#### Exercise instructions
Read the records and gather each line that includes "title".

#### Data for processing
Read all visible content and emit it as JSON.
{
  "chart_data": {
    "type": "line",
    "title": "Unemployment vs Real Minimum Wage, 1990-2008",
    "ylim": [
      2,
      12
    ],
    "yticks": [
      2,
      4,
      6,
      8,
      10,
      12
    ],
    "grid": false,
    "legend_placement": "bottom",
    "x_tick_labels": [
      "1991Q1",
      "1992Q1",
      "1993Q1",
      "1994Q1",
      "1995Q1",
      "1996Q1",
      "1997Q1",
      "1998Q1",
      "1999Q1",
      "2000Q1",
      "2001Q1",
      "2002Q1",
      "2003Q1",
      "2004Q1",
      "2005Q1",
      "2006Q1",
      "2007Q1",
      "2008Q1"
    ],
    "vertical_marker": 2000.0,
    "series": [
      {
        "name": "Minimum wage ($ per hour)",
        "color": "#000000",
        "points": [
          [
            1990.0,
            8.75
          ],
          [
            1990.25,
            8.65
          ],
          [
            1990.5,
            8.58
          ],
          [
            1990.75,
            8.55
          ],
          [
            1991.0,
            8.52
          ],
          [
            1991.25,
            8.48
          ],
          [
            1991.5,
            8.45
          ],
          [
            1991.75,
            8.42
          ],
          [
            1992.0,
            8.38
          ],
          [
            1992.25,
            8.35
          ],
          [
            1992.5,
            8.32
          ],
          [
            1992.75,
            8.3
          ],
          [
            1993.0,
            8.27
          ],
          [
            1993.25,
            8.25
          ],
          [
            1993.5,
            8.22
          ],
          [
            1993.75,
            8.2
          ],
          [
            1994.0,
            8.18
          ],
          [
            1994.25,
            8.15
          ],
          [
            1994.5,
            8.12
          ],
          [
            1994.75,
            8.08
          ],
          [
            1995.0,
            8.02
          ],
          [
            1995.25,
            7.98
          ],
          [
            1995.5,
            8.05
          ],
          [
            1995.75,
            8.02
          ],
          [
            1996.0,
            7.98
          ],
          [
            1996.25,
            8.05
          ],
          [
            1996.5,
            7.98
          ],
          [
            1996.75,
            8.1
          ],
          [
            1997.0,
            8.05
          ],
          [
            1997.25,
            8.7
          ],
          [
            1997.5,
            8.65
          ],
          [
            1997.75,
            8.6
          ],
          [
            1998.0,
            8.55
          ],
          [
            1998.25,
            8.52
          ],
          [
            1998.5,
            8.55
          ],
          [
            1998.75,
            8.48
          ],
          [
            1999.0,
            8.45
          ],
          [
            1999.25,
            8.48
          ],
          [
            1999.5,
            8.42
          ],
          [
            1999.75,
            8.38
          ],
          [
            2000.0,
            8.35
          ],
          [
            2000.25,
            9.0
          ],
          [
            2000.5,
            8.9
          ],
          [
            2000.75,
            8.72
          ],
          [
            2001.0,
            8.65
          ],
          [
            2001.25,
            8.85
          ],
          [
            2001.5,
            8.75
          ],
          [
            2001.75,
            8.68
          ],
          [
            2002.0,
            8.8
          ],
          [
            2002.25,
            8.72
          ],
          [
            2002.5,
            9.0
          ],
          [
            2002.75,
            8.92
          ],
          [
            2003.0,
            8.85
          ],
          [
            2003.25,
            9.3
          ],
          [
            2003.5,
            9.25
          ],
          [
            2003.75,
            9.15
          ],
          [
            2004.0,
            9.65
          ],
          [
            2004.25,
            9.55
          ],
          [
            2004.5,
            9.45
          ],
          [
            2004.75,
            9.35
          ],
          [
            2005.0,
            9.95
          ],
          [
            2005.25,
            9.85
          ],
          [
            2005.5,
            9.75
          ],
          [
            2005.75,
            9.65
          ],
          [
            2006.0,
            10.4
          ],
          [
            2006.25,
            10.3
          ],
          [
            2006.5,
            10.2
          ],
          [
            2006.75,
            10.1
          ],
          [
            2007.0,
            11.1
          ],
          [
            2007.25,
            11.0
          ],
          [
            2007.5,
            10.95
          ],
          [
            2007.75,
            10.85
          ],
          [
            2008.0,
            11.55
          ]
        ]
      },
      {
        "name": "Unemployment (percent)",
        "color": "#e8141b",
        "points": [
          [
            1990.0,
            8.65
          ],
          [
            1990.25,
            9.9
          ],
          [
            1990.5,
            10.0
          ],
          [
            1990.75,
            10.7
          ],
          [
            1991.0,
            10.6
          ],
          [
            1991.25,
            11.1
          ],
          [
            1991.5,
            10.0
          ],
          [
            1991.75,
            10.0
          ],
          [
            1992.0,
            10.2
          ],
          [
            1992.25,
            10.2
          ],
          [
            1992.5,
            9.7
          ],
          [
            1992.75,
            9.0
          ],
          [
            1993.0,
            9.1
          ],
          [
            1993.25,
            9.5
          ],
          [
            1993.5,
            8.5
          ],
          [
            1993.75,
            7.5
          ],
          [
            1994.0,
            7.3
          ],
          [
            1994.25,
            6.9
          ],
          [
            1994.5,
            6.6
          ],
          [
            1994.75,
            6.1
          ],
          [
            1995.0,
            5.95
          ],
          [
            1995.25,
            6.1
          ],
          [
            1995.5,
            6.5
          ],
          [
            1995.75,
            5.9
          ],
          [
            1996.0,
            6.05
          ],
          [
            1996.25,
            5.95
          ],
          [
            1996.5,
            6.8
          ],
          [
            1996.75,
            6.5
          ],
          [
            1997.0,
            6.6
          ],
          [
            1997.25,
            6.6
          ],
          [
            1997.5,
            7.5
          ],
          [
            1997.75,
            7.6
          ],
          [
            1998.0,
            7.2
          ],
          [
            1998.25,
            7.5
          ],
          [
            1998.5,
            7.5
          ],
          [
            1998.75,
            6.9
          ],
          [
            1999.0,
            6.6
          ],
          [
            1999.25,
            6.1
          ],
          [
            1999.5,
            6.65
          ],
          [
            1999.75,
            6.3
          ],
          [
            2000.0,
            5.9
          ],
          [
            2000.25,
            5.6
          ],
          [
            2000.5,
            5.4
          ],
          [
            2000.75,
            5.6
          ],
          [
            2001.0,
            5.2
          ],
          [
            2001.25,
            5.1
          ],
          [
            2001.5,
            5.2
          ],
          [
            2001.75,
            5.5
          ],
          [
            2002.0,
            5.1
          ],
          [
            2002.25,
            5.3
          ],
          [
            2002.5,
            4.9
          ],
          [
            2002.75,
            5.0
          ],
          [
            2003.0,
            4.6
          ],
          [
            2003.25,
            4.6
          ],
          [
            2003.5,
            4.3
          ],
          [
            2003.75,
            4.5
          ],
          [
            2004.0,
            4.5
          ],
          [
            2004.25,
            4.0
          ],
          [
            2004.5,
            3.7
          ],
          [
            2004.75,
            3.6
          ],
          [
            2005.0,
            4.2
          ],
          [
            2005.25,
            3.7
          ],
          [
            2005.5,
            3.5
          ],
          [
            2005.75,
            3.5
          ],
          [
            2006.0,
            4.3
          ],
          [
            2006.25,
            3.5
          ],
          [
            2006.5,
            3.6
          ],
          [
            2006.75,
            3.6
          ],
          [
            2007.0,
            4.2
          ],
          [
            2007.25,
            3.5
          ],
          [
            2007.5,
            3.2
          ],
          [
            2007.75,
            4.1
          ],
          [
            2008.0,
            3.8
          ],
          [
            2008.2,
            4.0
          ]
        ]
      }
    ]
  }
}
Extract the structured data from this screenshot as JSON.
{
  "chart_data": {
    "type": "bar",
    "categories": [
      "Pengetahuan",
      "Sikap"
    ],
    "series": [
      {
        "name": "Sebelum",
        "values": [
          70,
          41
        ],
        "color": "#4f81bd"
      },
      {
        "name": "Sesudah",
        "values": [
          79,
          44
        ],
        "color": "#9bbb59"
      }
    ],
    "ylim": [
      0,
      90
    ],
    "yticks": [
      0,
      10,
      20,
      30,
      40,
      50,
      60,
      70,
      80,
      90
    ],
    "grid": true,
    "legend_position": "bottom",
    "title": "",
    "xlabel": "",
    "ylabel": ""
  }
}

#### Written answer
    "title": "Unemployment vs Real Minimum Wage, 1990-2008",
    "title": "",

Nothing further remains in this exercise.